Entries from a dataset

%%

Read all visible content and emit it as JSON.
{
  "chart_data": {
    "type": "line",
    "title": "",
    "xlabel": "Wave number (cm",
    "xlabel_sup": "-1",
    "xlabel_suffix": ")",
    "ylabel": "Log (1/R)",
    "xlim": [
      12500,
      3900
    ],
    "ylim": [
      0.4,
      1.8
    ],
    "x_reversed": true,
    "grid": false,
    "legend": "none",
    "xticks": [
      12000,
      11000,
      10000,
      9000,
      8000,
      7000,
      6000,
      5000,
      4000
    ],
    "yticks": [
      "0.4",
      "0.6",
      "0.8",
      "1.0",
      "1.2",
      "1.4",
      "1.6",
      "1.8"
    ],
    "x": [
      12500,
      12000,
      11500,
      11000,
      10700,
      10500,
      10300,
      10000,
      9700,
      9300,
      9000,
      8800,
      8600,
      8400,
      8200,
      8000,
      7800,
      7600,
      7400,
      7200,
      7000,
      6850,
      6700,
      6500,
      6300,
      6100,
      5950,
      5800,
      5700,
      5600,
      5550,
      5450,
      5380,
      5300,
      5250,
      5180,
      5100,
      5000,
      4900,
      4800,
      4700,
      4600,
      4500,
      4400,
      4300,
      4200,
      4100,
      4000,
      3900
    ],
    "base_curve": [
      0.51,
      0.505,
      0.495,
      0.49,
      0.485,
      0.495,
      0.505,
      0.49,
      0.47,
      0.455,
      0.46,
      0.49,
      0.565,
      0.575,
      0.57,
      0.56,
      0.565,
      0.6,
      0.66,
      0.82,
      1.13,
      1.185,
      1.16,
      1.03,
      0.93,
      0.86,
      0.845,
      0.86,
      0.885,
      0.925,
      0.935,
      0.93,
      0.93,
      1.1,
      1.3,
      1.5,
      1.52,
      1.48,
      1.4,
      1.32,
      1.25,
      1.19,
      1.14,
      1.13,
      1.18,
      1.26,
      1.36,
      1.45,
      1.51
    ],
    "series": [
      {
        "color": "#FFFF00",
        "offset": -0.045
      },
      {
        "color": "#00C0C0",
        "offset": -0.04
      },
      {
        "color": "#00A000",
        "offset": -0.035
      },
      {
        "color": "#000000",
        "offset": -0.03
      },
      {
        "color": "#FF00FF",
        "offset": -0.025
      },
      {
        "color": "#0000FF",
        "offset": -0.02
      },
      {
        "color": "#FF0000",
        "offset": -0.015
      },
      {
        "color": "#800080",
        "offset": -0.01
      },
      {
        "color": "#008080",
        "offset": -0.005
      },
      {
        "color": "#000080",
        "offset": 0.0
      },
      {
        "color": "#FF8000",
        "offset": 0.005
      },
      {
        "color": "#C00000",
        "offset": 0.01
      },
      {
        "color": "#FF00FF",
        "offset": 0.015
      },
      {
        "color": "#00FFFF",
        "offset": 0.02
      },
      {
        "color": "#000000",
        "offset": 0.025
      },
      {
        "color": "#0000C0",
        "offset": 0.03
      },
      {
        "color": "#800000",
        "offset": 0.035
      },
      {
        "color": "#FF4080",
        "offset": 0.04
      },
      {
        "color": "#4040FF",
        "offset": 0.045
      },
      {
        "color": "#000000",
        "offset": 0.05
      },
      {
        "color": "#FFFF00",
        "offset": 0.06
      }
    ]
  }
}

%%

Prompt:
Each line above must be reproduced exactly as it stands.

The solution:
Read all visible content and emit it as JSON.
{
  "chart_data": {
    "type": "line",
    "title": "",
    "xlabel": "Wave number (cm",
    "xlabel_sup": "-1",
    "xlabel_suffix": ")",
    "ylabel": "Log (1/R)",
    "xlim": [
      12500,
      3900
    ],
    "ylim": [
      0.4,
      1.8
    ],
    "x_reversed": true,
    "grid": false,
    "legend": "none",
    "xticks": [
      12000,
      11000,
      10000,
      9000,
      8000,
      7000,
      6000,
      5000,
      4000
    ],
    "yticks": [
      "0.4",
      "0.6",
      "0.8",
      "1.0",
      "1.2",
      "1.4",
      "1.6",
      "1.8"
    ],
    "x": [
      12500,
      12000,
      11500,
      11000,
      10700,
      10500,
      10300,
      10000,
      9700,
      9300,
      9000,
      8800,
      8600,
      8400,
      8200,
      8000,
      7800,
      7600,
      7400,
      7200,
      7000,
      6850,
      6700,
      6500,
      6300,
      6100,
      5950,
      5800,
      5700,
      5600,
      5550,
      5450,
      5380,
      5300,
      5250,
      5180,
      5100,
      5000,
      4900,
      4800,
      4700,
      4600,
      4500,
      4400,
      4300,
      4200,
      4100,
      4000,
      3900
    ],
    "base_curve": [
      0.51,
      0.505,
      0.495,
      0.49,
      0.485,
      0.495,
      0.505,
      0.49,
      0.47,
      0.455,
      0.46,
      0.49,
      0.565,
      0.575,
      0.57,
      0.56,
      0.565,
      0.6,
      0.66,
      0.82,
      1.13,
      1.185,
      1.16,
      1.03,
      0.93,
      0.86,
      0.845,
      0.86,
      0.885,
      0.925,
      0.935,
      0.93,
      0.93,
      1.1,
      1.3,
      1.5,
      1.52,
      1.48,
      1.4,
      1.32,
      1.25,
      1.19,
      1.14,
      1.13,
      1.18,
      1.26,
      1.36,
      1.45,
      1.51
    ],
    "series": [
      {
        "color": "#FFFF00",
        "offset": -0.045
      },
      {
        "color": "#00C0C0",
        "offset": -0.04
      },
      {
        "color": "#00A000",
        "offset": -0.035
      },
      {
        "color": "#000000",
        "offset": -0.03
      },
      {
        "color": "#FF00FF",
        "offset": -0.025
      },
      {
        "color": "#0000FF",
        "offset": -0.02
      },
      {
        "color": "#FF0000",
        "offset": -0.015
      },
      {
        "color": "#800080",
        "offset": -0.01
      },
      {
        "color": "#008080",
        "offset": -0.005
      },
      {
        "color": "#000080",
        "offset": 0.0
      },
      {
        "color": "#FF8000",
        "offset": 0.005
      },
      {
        "color": "#C00000",
        "offset": 0.01
      },
      {
        "color": "#FF00FF",
        "offset": 0.015
      },
      {
        "color": "#00FFFF",
        "offset": 0.02
      },
      {
        "color": "#000000",
        "offset": 0.025
      },
      {
        "color": "#0000C0",
        "offset": 0.03
      },
      {
        "color": "#800000",
        "offset": 0.035
      },
      {
        "color": "#FF4080",
        "offset": 0.04
      },
      {
        "color": "#4040FF",
        "offset": 0.045
      },
      {
        "color": "#000000",
        "offset": 0.05
      },
      {
        "color": "#FFFF00",
        "offset": 0.06
      }
    ]
  }
}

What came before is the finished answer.